# Job
No images are to be carried over; print all other material exactly as it stands.

# Dataset content
· · ·

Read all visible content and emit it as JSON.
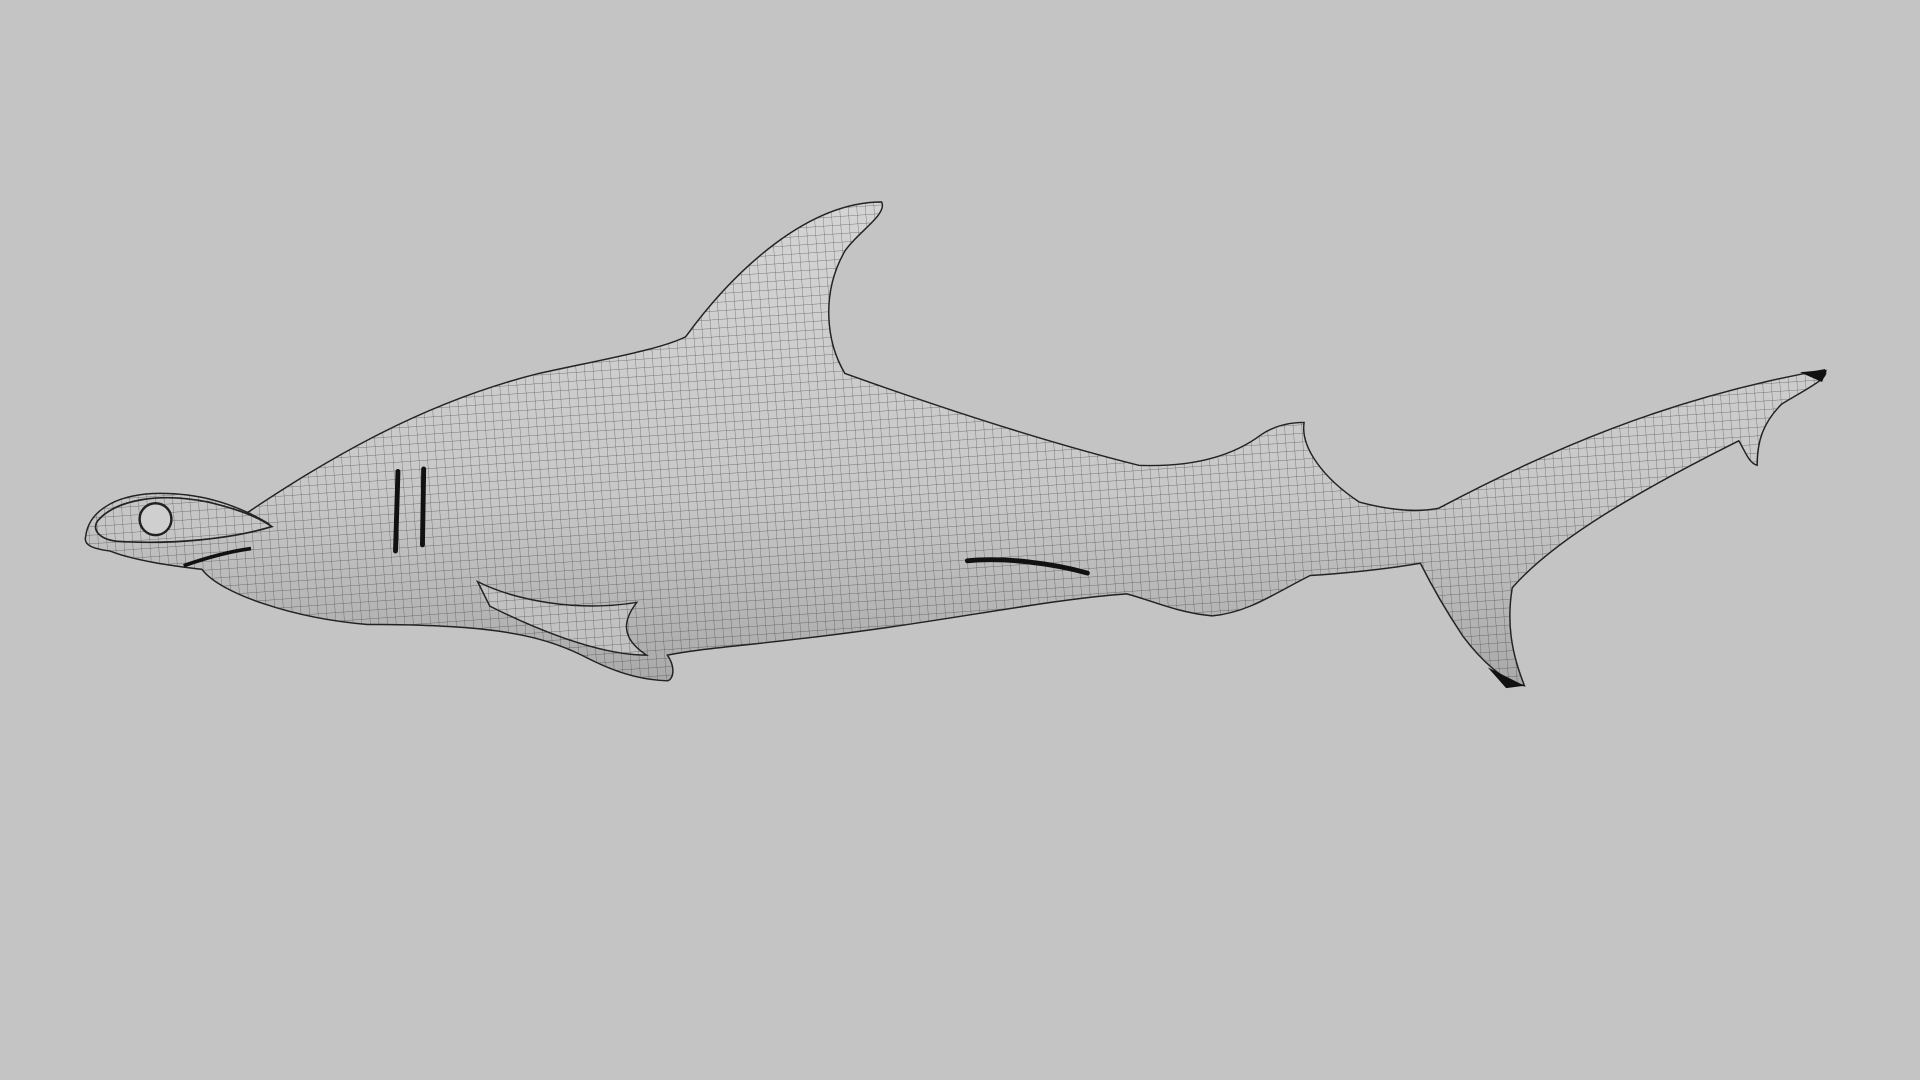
{
  "scene": {
    "subject": "hammerhead-shark-wireframe",
    "background_color": "#c4c4c4",
    "surface_color": "#c9c9c9",
    "wire_color": "#3a3a3a"
  }
}
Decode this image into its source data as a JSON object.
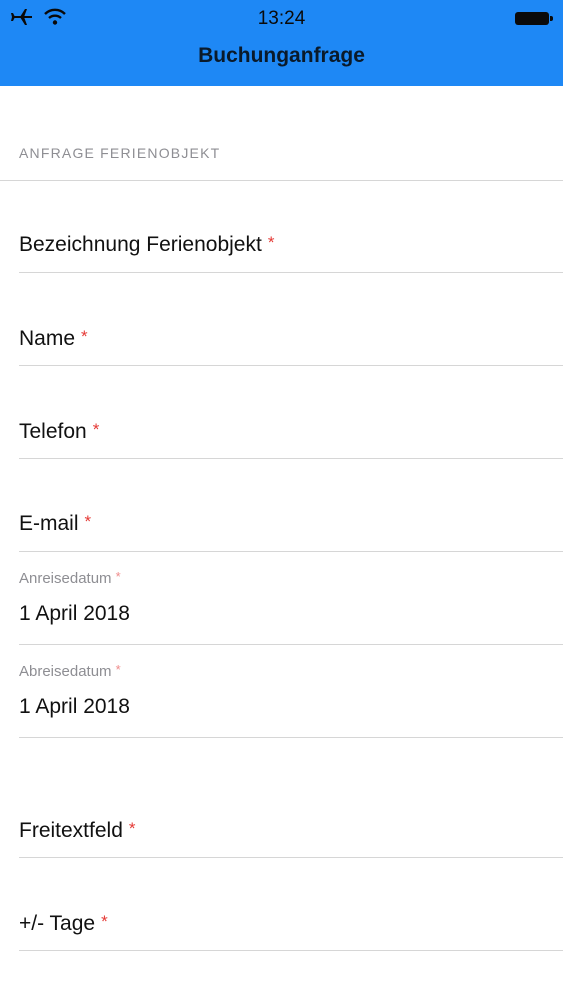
{
  "status_bar": {
    "time": "13:24"
  },
  "nav": {
    "title": "Buchunganfrage"
  },
  "section": {
    "header": "ANFRAGE FERIENOBJEKT"
  },
  "required_marker": "*",
  "fields": {
    "bezeichnung": {
      "label": "Bezeichnung Ferienobjekt"
    },
    "name": {
      "label": "Name"
    },
    "telefon": {
      "label": "Telefon"
    },
    "email": {
      "label": "E-mail"
    },
    "anreise": {
      "label": "Anreisedatum",
      "value": "1 April 2018"
    },
    "abreise": {
      "label": "Abreisedatum",
      "value": "1 April 2018"
    },
    "freitext": {
      "label": "Freitextfeld"
    },
    "tage": {
      "label": "+/- Tage"
    }
  },
  "colors": {
    "nav_bar": "#1e88f5",
    "required": "#e53935"
  }
}
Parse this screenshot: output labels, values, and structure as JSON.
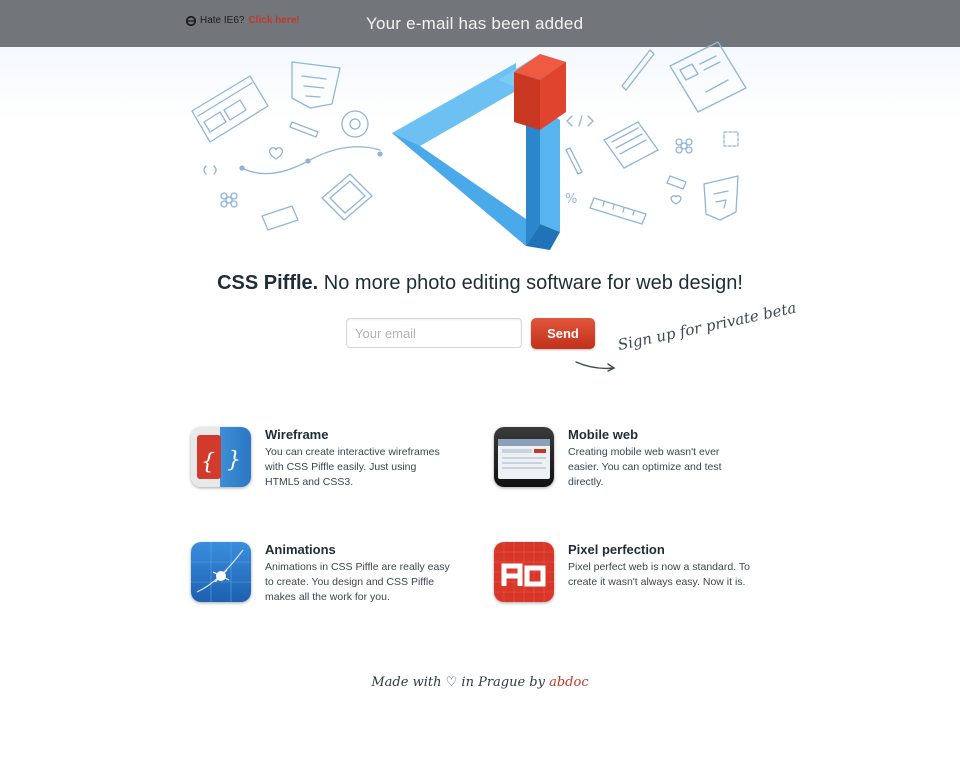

· · ·

# The solution
Read all visible content and emit it as JSON.
{
  "scene": {
    "subject": "hammerhead-shark-wireframe",
    "background_color": "#c4c4c4",
    "surface_color": "#c9c9c9",
    "wire_color": "#3a3a3a"
  }
}
Decode this image into its source data as a JSON object.
{
  "status_bar": {
    "time": "13:24"
  },
  "nav": {
    "title": "Buchunganfrage"
  },
  "section": {
    "header": "ANFRAGE FERIENOBJEKT"
  },
  "required_marker": "*",
  "fields": {
    "bezeichnung": {
      "label": "Bezeichnung Ferienobjekt"
    },
    "name": {
      "label": "Name"
    },
    "telefon": {
      "label": "Telefon"
    },
    "email": {
      "label": "E-mail"
    },
    "anreise": {
      "label": "Anreisedatum",
      "value": "1 April 2018"
    },
    "abreise": {
      "label": "Abreisedatum",
      "value": "1 April 2018"
    },
    "freitext": {
      "label": "Freitextfeld"
    },
    "tage": {
      "label": "+/- Tage"
    }
  },
  "colors": {
    "nav_bar": "#1e88f5",
    "required": "#e53935"
  }
}
Parse this screenshot: output labels, values, and structure as JSON.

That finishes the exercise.